* [Textauszug]:
▶

Die Grundintention von MVC ist, dass das Model nichts davon weiß wie und von wem es angezeigt wird, was dazu führt das man ein und das selbe Model transparent auf verschiedene Weise anzeigen kann.


----------



## nEp (3. Mrz 2007)

Hm, also ich weiß natürlich nicht wie das jetzt bei dir aussieht, aber ich könnte mir vorstellen, dass das was du machst dem Prinzip des Document-Views (Variante von MVC) entspricht? 
Das ist halt so, dass es manchmal geschickter ist, den View und Controller sozusagen zu vereinigen. Ein Paradebeispiel dafür wären Texteditoren (View = Controller+View; Document=Model). Vielleicht hast du ja sowas? Wenn ich ne interaktive Anwendung entwickle setze ich eigentlich auch meistens Doc/View ein, und nicht das reine MVC. Ist IMHO oft einfacher und "direkter", hat aber halt den Nachteil dass die Eingabemöglichkeiten und die Informationsdarstellung nicht mehr voneinander unabhängig sind.
Aber wie gesagt, ist schwer zu beurteilen, ohne irgendwie Code oder sowas zu sehen.


----------

◀

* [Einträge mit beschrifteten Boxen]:
▶

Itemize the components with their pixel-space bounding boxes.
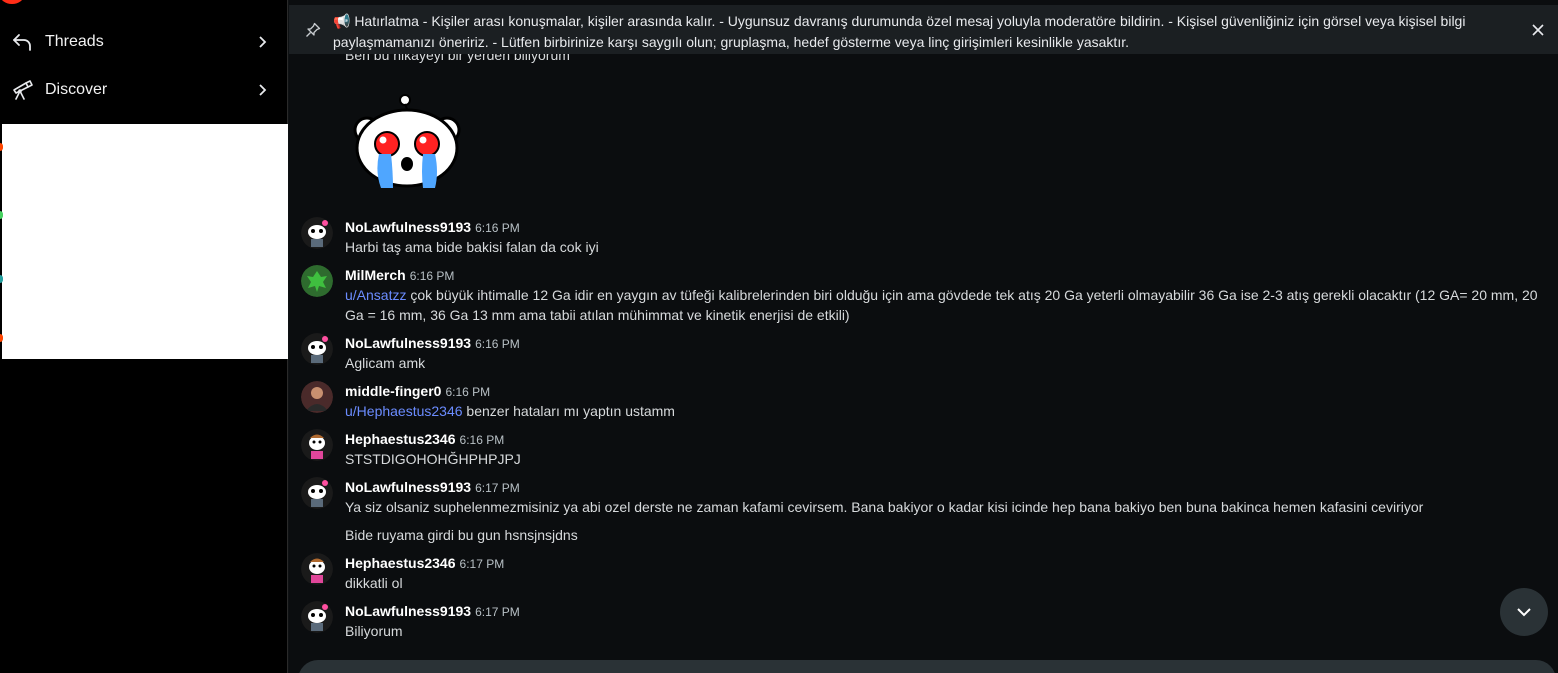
username-text[interactable]: NoLawfulness9193 bbox=[345, 219, 471, 235]
avatar[interactable] bbox=[301, 553, 333, 585]
timestamp: 6:16 PM bbox=[409, 269, 455, 283]
sidebar-item-label: Threads bbox=[45, 33, 104, 50]
avatar[interactable] bbox=[301, 477, 333, 509]
username[interactable]: MilMerch 6:16 PM bbox=[345, 267, 454, 283]
telescope-icon bbox=[13, 80, 33, 100]
chevron-right-icon bbox=[259, 36, 267, 48]
user-mention-link[interactable]: u/Hephaestus2346 bbox=[345, 403, 463, 419]
message-text: u/Ansatzz çok büyük ihtimalle 12 Ga idir… bbox=[345, 285, 1545, 325]
username-text[interactable]: middle-finger0 bbox=[345, 383, 441, 399]
message-body: Harbi taş ama bide bakisi falan da cok i… bbox=[345, 239, 599, 255]
avatar[interactable] bbox=[301, 601, 333, 633]
message-body: Aglicam amk bbox=[345, 355, 426, 371]
chevron-right-icon bbox=[259, 84, 267, 96]
message-composer[interactable] bbox=[298, 660, 1556, 673]
username[interactable]: Hephaestus2346 6:16 PM bbox=[345, 431, 504, 447]
avatar[interactable] bbox=[301, 333, 333, 365]
timestamp: 6:17 PM bbox=[475, 481, 520, 495]
username[interactable]: Hephaestus2346 6:17 PM bbox=[345, 555, 504, 571]
crying-snoo-sticker bbox=[353, 94, 461, 188]
message-text: Aglicam amk bbox=[345, 353, 1545, 373]
sidebar-item-threads[interactable]: Threads bbox=[0, 20, 288, 64]
pin-icon[interactable] bbox=[305, 22, 321, 38]
embedded-panel bbox=[2, 124, 288, 359]
reddit-logo[interactable] bbox=[0, 0, 24, 4]
message-text: Ya siz olsaniz suphelenmezmisiniz ya abi… bbox=[345, 497, 1545, 517]
message-body: çok büyük ihtimalle 12 Ga idir en yaygın… bbox=[345, 287, 1538, 323]
sidebar-item-label: Discover bbox=[45, 81, 108, 98]
scroll-to-bottom-button[interactable] bbox=[1500, 588, 1548, 636]
username-text[interactable]: Hephaestus2346 bbox=[345, 431, 456, 447]
username[interactable]: NoLawfulness9193 6:17 PM bbox=[345, 603, 520, 619]
username-text[interactable]: NoLawfulness9193 bbox=[345, 335, 471, 351]
pinned-message: 📢 Hatırlatma - Kişiler arası konuşmalar,… bbox=[289, 5, 1558, 54]
chat-panel: 📢 Hatırlatma - Kişiler arası konuşmalar,… bbox=[289, 0, 1558, 673]
message-text: u/Hephaestus2346 benzer hataları mı yapt… bbox=[345, 401, 1545, 421]
message-body: Ya siz olsaniz suphelenmezmisiniz ya abi… bbox=[345, 499, 1424, 515]
sidebar-item-discover[interactable]: Discover bbox=[0, 68, 288, 112]
timestamp: 6:17 PM bbox=[459, 557, 505, 571]
avatar[interactable] bbox=[301, 217, 333, 249]
message-body: dikkatli ol bbox=[345, 575, 403, 591]
pinned-text: 📢 Hatırlatma - Kişiler arası konuşmalar,… bbox=[333, 13, 1466, 50]
message-body: Biliyorum bbox=[345, 623, 403, 639]
username-text[interactable]: NoLawfulness9193 bbox=[345, 479, 471, 495]
username[interactable]: middle-finger0 6:16 PM bbox=[345, 383, 490, 399]
avatar[interactable] bbox=[301, 381, 333, 413]
message-body: benzer hataları mı yaptın ustamm bbox=[462, 403, 675, 419]
close-icon[interactable] bbox=[1531, 23, 1545, 37]
user-mention-link[interactable]: u/Ansatzz bbox=[345, 287, 406, 303]
timestamp: 6:16 PM bbox=[445, 385, 491, 399]
message-text: dikkatli ol bbox=[345, 573, 1545, 593]
message-text: Biliyorum bbox=[345, 621, 1545, 641]
username-text[interactable]: Hephaestus2346 bbox=[345, 555, 456, 571]
timestamp: 6:17 PM bbox=[475, 605, 520, 619]
message-body: STSTDIGOHOHĞHPHPJPJ bbox=[345, 451, 521, 467]
username-text[interactable]: NoLawfulness9193 bbox=[345, 603, 471, 619]
message-text: Harbi taş ama bide bakisi falan da cok i… bbox=[345, 237, 1545, 257]
timestamp: 6:16 PM bbox=[475, 221, 520, 235]
timestamp: 6:16 PM bbox=[475, 337, 520, 351]
reply-arrow-icon bbox=[13, 34, 31, 51]
username-text[interactable]: MilMerch bbox=[345, 267, 406, 283]
username[interactable]: NoLawfulness9193 6:17 PM bbox=[345, 479, 520, 495]
sidebar: Threads Discover bbox=[0, 0, 288, 673]
message-text: STSTDIGOHOHĞHPHPJPJ bbox=[345, 449, 1545, 469]
username[interactable]: NoLawfulness9193 6:16 PM bbox=[345, 219, 520, 235]
chevron-down-icon bbox=[1517, 608, 1531, 617]
avatar[interactable] bbox=[301, 265, 333, 297]
avatar[interactable] bbox=[301, 429, 333, 461]
timestamp: 6:16 PM bbox=[459, 433, 505, 447]
message-text: Bide ruyama girdi bu gun hsnsjnsjdns bbox=[345, 527, 578, 543]
username[interactable]: NoLawfulness9193 6:16 PM bbox=[345, 335, 520, 351]
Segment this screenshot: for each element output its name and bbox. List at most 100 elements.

◀

* [Aufgaben]:
A. Gib die Stelle aus dem Forenauszug über MVC wörtlich wieder, beginnend bei "Hm, also ich" und endend bei "voneinander unabhängig sind.".
B. Fasse den Absatz des Forenauszugs über MVC, der mit "Das ist halt so" beginnt, als kurze Stichpunktliste zusammen, ohne seine wesentlichen Aussagen zu verlieren.

* [Lösungen je Aufgabe]:
A.
Hm, also ich weiß natürlich nicht wie das jetzt bei dir aussieht, aber ich könnte mir vorstellen, dass das was du machst dem Prinzip des Document-Views (Variante von MVC) entspricht? 
Das ist halt so, dass es manchmal geschickter ist, den View und Controller sozusagen zu vereinigen. Ein Paradebeispiel dafür wären Texteditoren (View = Controller+View; Document=Model). Vielleicht hast du ja sowas? Wenn ich ne interaktive Anwendung entwickle setze ich eigentlich auch meistens Doc/View ein, und nicht das reine MVC. Ist IMHO oft einfacher und "direkter", hat aber halt den Nachteil dass die Eingabemöglichkeiten und die Informationsdarstellung nicht mehr voneinander unabhängig sind.

B.
- Manchmal ist es geschickter, View und Controller zu vereinigen.
- Paradebeispiel dafür sind Texteditoren (View = Controller + View, Document = Model).
- Bei der Entwicklung interaktiver Anwendungen kommt meist Doc/View statt reinem MVC zum Einsatz.
- Vorteil: oft einfacher und „direkter“.
- Nachteil: Eingabemöglichkeiten und Informationsdarstellung sind nicht mehr voneinander unabhängig.